> **GOAL**: Each record below should be output verbatim, without pictures.

[Records from a dataset]
══════════

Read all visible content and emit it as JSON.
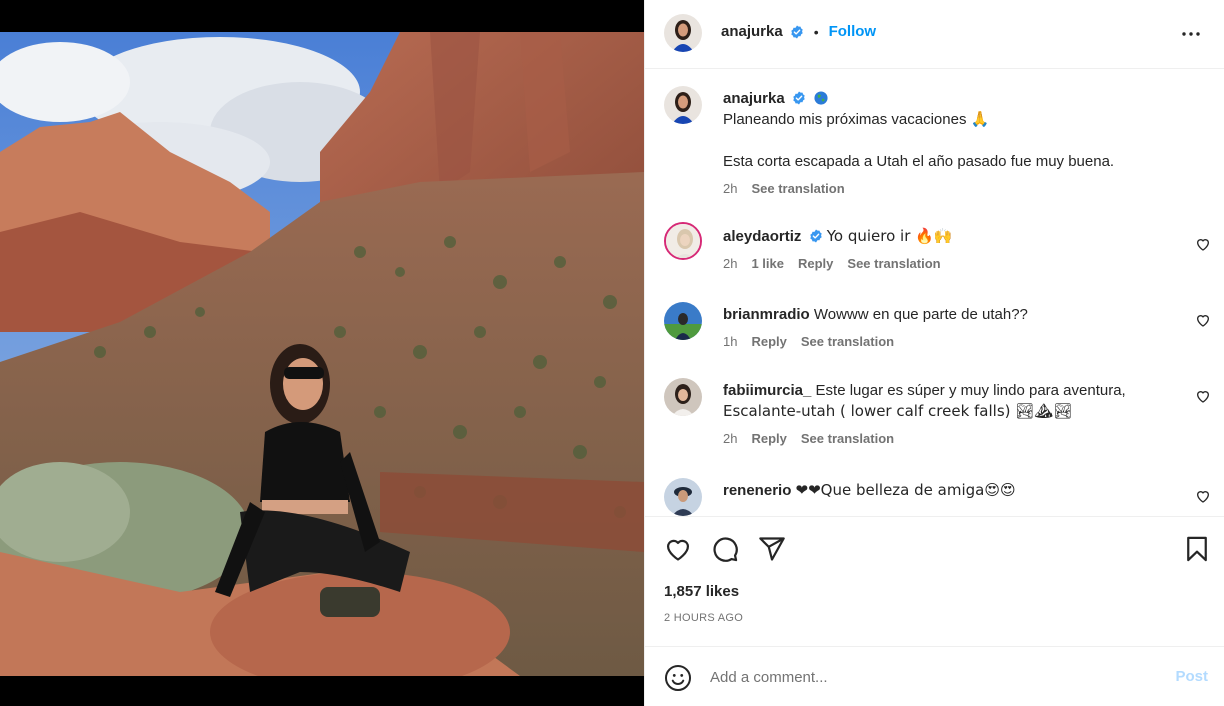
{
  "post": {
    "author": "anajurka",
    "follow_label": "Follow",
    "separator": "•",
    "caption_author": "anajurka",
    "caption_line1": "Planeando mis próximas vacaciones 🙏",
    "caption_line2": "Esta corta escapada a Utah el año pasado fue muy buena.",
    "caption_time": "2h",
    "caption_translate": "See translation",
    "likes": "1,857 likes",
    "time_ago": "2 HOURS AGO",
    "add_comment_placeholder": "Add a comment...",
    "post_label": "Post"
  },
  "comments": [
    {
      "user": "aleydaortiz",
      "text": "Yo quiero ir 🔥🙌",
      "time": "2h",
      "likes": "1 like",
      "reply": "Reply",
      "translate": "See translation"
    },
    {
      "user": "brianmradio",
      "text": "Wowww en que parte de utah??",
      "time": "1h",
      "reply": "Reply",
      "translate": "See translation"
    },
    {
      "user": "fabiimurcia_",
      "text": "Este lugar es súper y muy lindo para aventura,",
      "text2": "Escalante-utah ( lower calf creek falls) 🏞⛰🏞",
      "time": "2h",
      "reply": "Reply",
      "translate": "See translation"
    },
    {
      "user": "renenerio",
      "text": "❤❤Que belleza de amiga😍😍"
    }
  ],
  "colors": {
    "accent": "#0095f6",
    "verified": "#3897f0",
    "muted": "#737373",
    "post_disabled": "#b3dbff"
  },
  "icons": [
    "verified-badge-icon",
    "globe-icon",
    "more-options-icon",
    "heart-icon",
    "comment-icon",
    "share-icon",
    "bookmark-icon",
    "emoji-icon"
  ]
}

══════════

> **THE RESULT**:
Read all visible content and emit it as JSON.
{
  "post": {
    "author": "anajurka",
    "follow_label": "Follow",
    "separator": "•",
    "caption_author": "anajurka",
    "caption_line1": "Planeando mis próximas vacaciones 🙏",
    "caption_line2": "Esta corta escapada a Utah el año pasado fue muy buena.",
    "caption_time": "2h",
    "caption_translate": "See translation",
    "likes": "1,857 likes",
    "time_ago": "2 HOURS AGO",
    "add_comment_placeholder": "Add a comment...",
    "post_label": "Post"
  },
  "comments": [
    {
      "user": "aleydaortiz",
      "text": "Yo quiero ir 🔥🙌",
      "time": "2h",
      "likes": "1 like",
      "reply": "Reply",
      "translate": "See translation"
    },
    {
      "user": "brianmradio",
      "text": "Wowww en que parte de utah??",
      "time": "1h",
      "reply": "Reply",
      "translate": "See translation"
    },
    {
      "user": "fabiimurcia_",
      "text": "Este lugar es súper y muy lindo para aventura,",
      "text2": "Escalante-utah ( lower calf creek falls) 🏞⛰🏞",
      "time": "2h",
      "reply": "Reply",
      "translate": "See translation"
    },
    {
      "user": "renenerio",
      "text": "❤❤Que belleza de amiga😍😍"
    }
  ],
  "colors": {
    "accent": "#0095f6",
    "verified": "#3897f0",
    "muted": "#737373",
    "post_disabled": "#b3dbff"
  },
  "icons": [
    "verified-badge-icon",
    "globe-icon",
    "more-options-icon",
    "heart-icon",
    "comment-icon",
    "share-icon",
    "bookmark-icon",
    "emoji-icon"
  ]
}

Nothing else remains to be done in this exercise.